▶ WHAT IS REQUIRED:
Using the records that follow, work out the number of lines with the word "organized" in them; reply with that number only.

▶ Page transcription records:
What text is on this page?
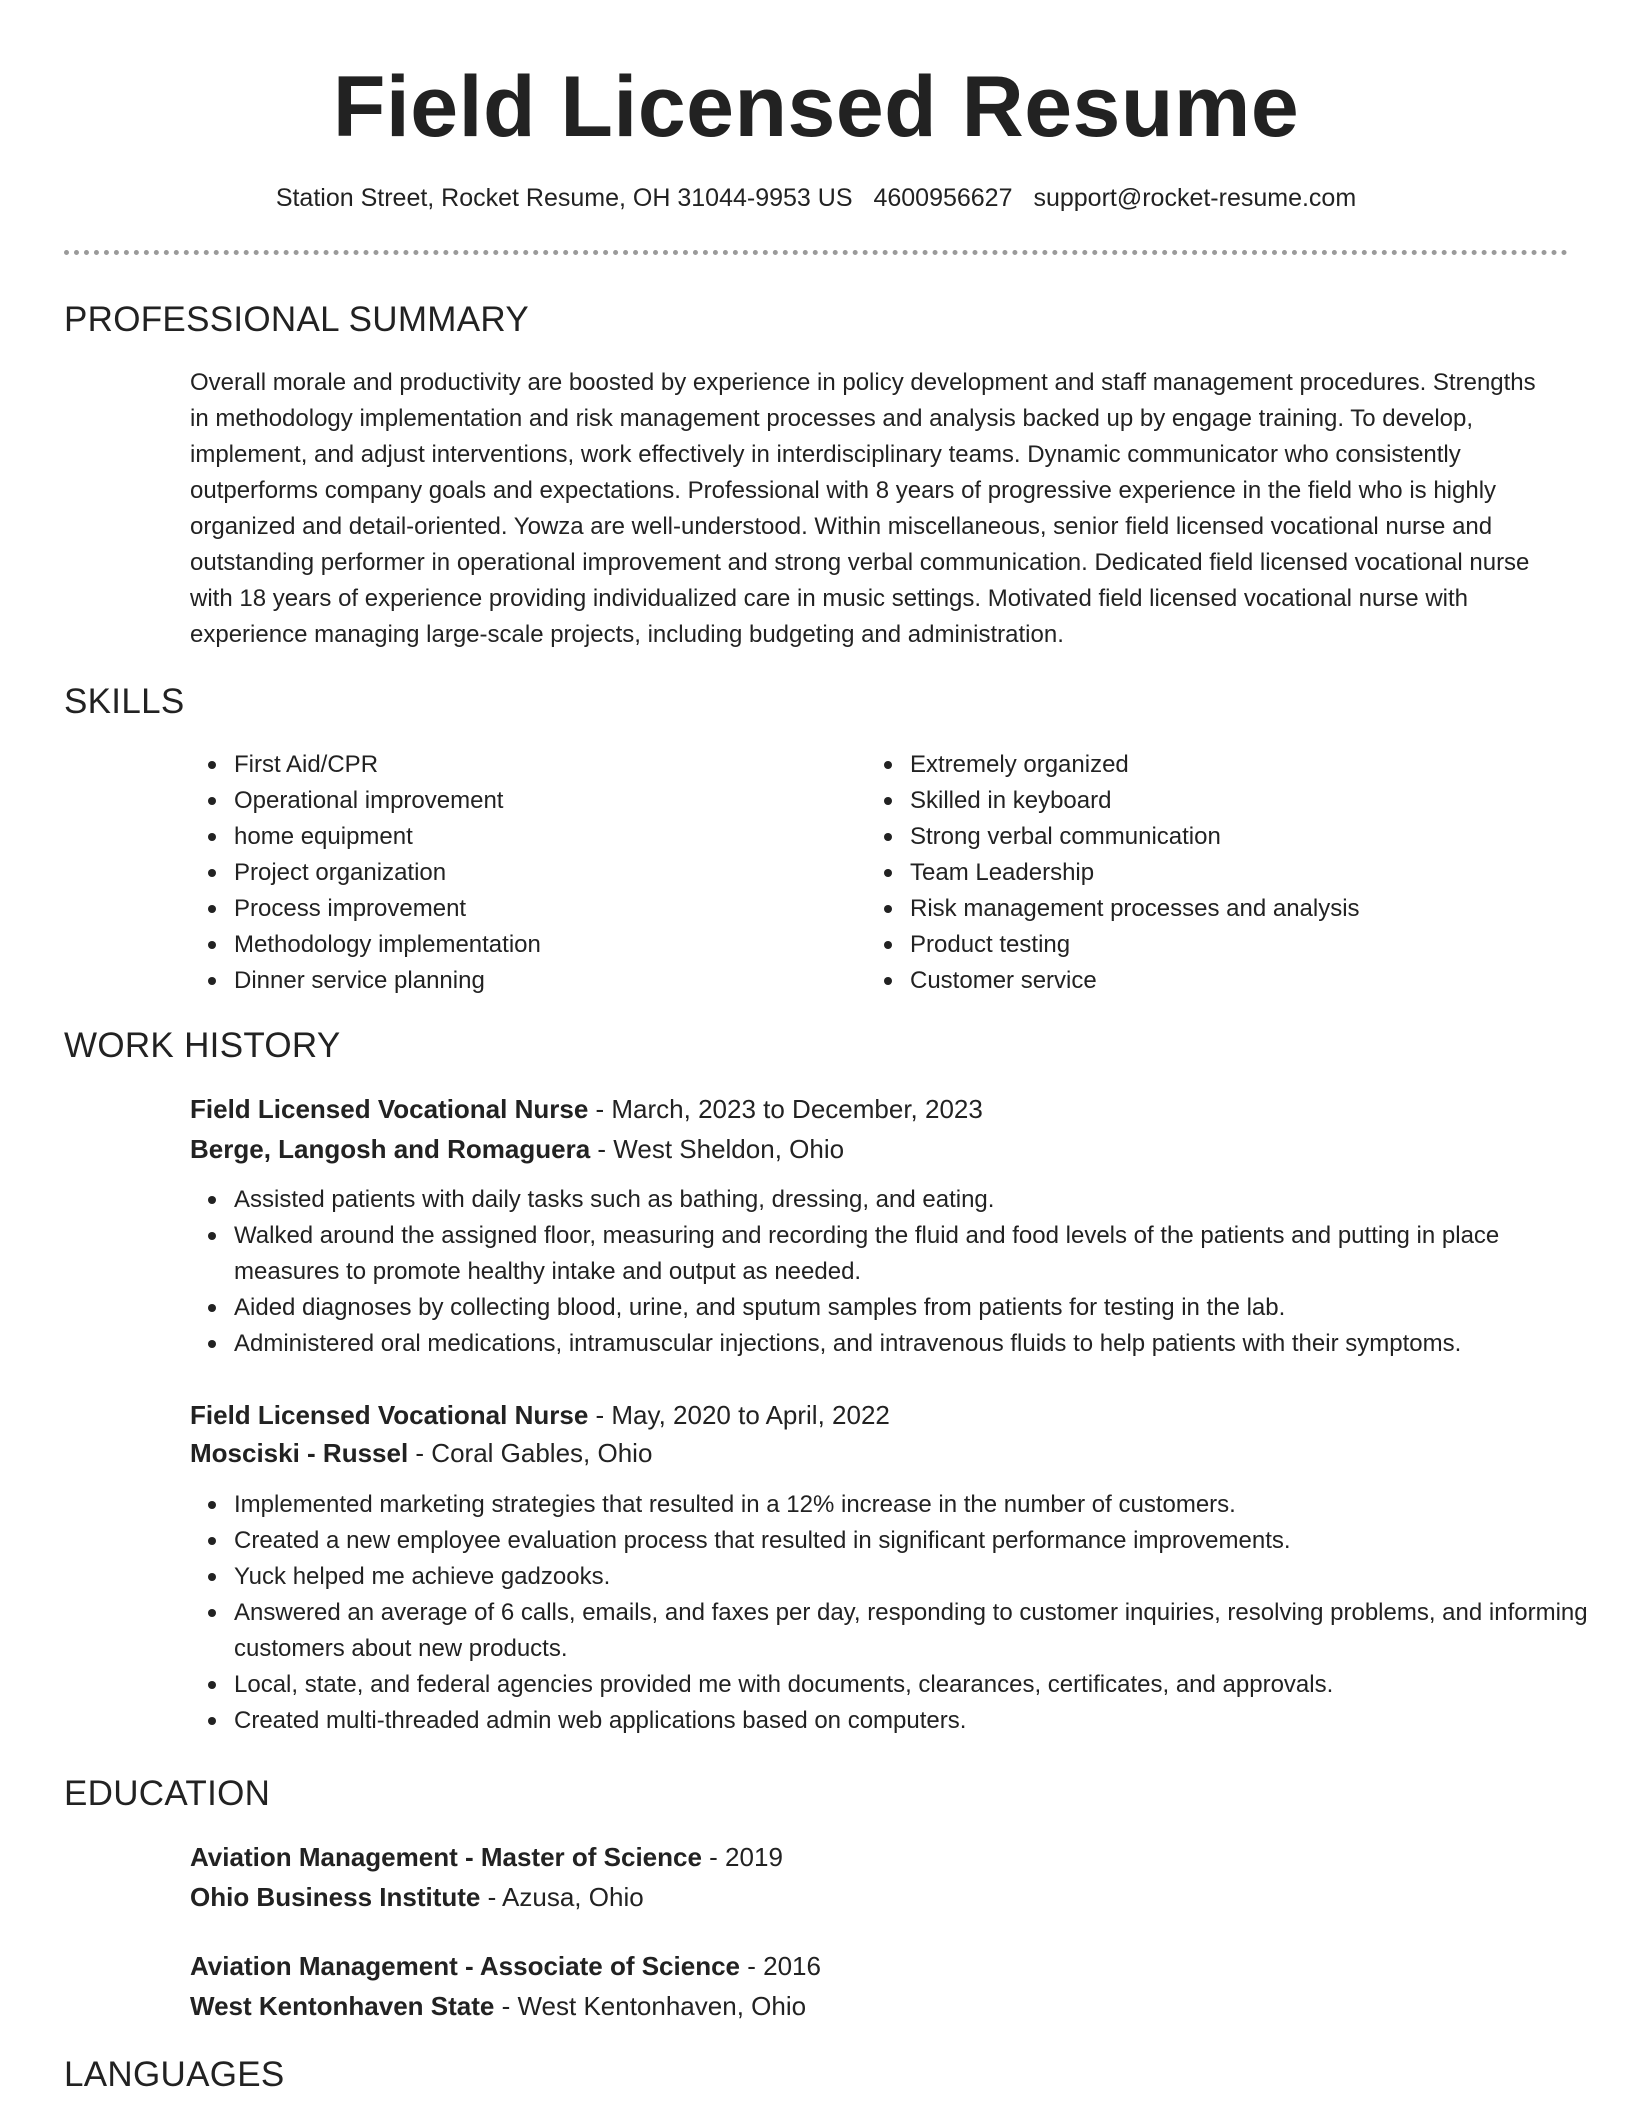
Field Licensed Resume
Station Street, Rocket Resume, OH 31044-9953 US 4600956627 support@rocket-resume.com
PROFESSIONAL SUMMARY

Overall morale and productivity are boosted by experience in policy development and staff management procedures. Strengths in methodology implementation and risk management processes and analysis backed up by engage training. To develop, implement, and adjust interventions, work effectively in interdisciplinary teams. Dynamic communicator who consistently outperforms company goals and expectations. Professional with 8 years of progressive experience in the field who is highly organized and detail-oriented. Yowza are well-understood. Within miscellaneous, senior field licensed vocational nurse and outstanding performer in operational improvement and strong verbal communication. Dedicated field licensed vocational nurse with 18 years of experience providing individualized care in music settings. Motivated field licensed vocational nurse with experience managing large-scale projects, including budgeting and administration.

SKILLS
First Aid/CPR
Operational improvement
home equipment
Project organization
Process improvement
Methodology implementation
Dinner service planning
Extremely organized
Skilled in keyboard
Strong verbal communication
Team Leadership
Risk management processes and analysis
Product testing
Customer service
WORK HISTORY

Field Licensed Vocational Nurse - March, 2023 to December, 2023

Berge, Langosh and Romaguera - West Sheldon, Ohio

Assisted patients with daily tasks such as bathing, dressing, and eating.
Walked around the assigned floor, measuring and recording the fluid and food levels of the patients and putting in place measures to promote healthy intake and output as needed.
Aided diagnoses by collecting blood, urine, and sputum samples from patients for testing in the lab.
Administered oral medications, intramuscular injections, and intravenous fluids to help patients with their symptoms.

Field Licensed Vocational Nurse - May, 2020 to April, 2022

Mosciski - Russel - Coral Gables, Ohio

Implemented marketing strategies that resulted in a 12% increase in the number of customers.
Created a new employee evaluation process that resulted in significant performance improvements.
Yuck helped me achieve gadzooks.
Answered an average of 6 calls, emails, and faxes per day, responding to customer inquiries, resolving problems, and informing customers about new products.
Local, state, and federal agencies provided me with documents, clearances, certificates, and approvals.
Created multi-threaded admin web applications based on computers.
EDUCATION

Aviation Management - Master of Science - 2019

Ohio Business Institute - Azusa, Ohio

Aviation Management - Associate of Science - 2016

West Kentonhaven State - West Kentonhaven, Ohio

LANGUAGES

▶ RESULT OF THE EXERCISE:
2